● TASK OBJECTIVE: Check every line of the data below for the string "Водоканал", and copy the ones that hold it.

[Extracted records]
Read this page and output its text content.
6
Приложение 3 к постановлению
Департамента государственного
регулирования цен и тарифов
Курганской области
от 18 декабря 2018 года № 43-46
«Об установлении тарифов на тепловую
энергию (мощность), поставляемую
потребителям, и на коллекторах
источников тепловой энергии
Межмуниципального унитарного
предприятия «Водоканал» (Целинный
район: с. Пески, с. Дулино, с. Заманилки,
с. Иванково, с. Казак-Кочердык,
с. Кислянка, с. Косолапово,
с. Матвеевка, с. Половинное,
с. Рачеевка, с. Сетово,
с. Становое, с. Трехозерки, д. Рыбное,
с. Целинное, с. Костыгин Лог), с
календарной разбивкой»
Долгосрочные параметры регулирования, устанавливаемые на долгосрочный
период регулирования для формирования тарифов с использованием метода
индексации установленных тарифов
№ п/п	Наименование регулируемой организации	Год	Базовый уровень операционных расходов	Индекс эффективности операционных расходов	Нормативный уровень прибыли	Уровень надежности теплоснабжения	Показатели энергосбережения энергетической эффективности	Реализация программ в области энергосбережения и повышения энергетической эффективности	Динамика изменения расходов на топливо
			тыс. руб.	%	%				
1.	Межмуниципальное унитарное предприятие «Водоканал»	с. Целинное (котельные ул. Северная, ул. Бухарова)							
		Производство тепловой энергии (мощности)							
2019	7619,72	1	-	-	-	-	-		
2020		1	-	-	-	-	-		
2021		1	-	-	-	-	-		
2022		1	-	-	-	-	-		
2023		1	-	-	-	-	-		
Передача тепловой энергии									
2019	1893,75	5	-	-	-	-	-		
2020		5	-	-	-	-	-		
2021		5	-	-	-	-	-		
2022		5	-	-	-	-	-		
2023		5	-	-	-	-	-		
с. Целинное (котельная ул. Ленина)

● TASK RESPONSE:
предприятия «Водоканал» (Целинный
1.	Межмуниципальное унитарное предприятие «Водоканал»	с. Целинное (котельные ул. Северная, ул. Бухарова)							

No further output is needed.